## Exercise instructions
[a] Summarize the policy impacts conclusions in three sentences.
[b] Write out the stretch of the policy impacts conclusions from "Key conclusions - Policy" through "eq over CP1.", word for word.

## Source extract
Key conclusions - Policy impacts

  • Three key policies affecting the energy sector; PREs, carbon tax and NGAs are modelled directly within SADEM and this approach appears reasonable. Areas for further consideration have been identified within the context of ongoing work to ensure the accuracy of the savings attributable to both PREs and NGAs.
  • The remaining energy sector policies cannot be modelled in SADEM and are analysed separately. Some of the savings over CP1 attributed to these non-modelled policies appear less robust than others and we have identified two instances of possible double-counting (between SMES/EIB, the carbon tax and the programme of energy audits). However, any changes resulting from these observations are likely to be less than 3 Mt CO2 eq over CP1.
  • A range of savings is presented around a 'most-likely' estimate for many policies and this is consistent with good practice. However, the basis for calculating the range is often not clear and sometimes the figures, particularly for the pessimistic estimate, appear arbitrary.
  • As CP1 approaches, so some of the impact of the non-modelled policies will become incorporated into the SADEM results and it will be no longer reasonable to subtract the reductions from the CO2 projections. This problem could be reduced by greater use of bottom-up modelling within SADEM to help to minimise the number of policies that are considered outside the model.

## Dataset excerpts
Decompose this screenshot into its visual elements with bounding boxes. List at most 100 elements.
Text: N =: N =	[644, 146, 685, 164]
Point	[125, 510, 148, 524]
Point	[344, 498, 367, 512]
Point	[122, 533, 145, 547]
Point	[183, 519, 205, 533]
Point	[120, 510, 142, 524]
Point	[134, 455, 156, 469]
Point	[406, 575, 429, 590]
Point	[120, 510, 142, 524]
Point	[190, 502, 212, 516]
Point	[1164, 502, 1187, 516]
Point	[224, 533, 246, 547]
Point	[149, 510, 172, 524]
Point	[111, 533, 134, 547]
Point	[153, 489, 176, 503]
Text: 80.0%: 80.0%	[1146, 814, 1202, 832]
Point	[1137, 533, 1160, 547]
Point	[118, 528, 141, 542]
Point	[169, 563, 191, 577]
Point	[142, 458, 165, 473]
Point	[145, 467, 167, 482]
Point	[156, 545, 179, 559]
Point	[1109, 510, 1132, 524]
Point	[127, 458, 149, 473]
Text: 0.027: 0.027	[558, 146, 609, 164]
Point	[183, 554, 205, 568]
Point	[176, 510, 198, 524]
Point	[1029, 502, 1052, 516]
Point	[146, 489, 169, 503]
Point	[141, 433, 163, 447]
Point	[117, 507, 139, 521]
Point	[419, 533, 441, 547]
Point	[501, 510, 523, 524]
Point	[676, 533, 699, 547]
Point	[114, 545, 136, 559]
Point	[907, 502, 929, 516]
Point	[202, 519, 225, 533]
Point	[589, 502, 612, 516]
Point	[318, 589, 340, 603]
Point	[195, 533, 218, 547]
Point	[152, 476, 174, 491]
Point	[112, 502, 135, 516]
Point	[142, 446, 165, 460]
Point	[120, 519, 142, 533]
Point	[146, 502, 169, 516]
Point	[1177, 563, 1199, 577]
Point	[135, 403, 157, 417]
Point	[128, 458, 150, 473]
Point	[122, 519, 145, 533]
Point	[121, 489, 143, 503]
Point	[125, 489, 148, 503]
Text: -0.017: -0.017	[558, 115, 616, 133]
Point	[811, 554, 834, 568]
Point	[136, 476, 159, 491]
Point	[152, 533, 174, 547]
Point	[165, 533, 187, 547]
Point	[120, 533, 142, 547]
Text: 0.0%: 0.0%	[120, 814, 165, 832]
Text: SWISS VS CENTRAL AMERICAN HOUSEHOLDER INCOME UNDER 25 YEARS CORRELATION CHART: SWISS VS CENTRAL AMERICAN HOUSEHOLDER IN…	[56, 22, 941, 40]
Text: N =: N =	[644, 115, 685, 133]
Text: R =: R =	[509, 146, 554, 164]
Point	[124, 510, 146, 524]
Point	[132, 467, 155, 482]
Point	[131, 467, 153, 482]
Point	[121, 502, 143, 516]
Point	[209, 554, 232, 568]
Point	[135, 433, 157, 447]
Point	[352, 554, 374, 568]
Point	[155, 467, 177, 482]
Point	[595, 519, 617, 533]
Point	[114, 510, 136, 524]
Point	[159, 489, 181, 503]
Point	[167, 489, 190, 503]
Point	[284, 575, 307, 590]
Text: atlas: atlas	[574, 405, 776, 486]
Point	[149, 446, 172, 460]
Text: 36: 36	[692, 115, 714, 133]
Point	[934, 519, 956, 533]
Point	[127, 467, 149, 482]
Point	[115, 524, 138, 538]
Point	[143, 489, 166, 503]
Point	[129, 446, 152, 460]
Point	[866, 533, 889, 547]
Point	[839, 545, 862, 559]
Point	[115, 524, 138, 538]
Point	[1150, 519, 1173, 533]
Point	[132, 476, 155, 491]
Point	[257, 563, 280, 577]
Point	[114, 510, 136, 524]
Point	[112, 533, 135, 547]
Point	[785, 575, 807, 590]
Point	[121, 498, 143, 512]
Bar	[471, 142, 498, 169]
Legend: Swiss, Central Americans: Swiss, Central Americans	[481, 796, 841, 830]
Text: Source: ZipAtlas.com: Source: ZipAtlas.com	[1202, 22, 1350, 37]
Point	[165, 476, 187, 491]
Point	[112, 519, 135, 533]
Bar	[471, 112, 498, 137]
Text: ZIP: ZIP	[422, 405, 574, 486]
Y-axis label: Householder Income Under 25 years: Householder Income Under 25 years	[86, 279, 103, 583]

## Task-by-task outputs
[a] Three key energy sector policies (PREs, the carbon tax and NGAs) are modelled directly within SADEM, and this approach appears reasonable. The remaining policies are analysed separately; some of their savings over CP1 appear less robust, and two instances of possible double-counting were identified, though resulting changes are likely to be less than 3 Mt CO2 eq over CP1. Ranges around a 'most-likely' estimate are consistent with good practice but often lack a clear basis, and greater use of bottom-up modelling within SADEM could reduce the problem of non-modelled policy impacts becoming incorporated into SADEM results as CP1 approaches.

[b]
Key conclusions - Policy impacts

  • Three key policies affecting the energy sector; PREs, carbon tax and NGAs are modelled directly within SADEM and this approach appears reasonable. Areas for further consideration have been identified within the context of ongoing work to ensure the accuracy of the savings attributable to both PREs and NGAs.
  • The remaining energy sector policies cannot be modelled in SADEM and are analysed separately. Some of the savings over CP1 attributed to these non-modelled policies appear less robust than others and we have identified two instances of possible double-counting (between SMES/EIB, the carbon tax and the programme of energy audits). However, any changes resulting from these observations are likely to be less than 3 Mt CO2 eq over CP1.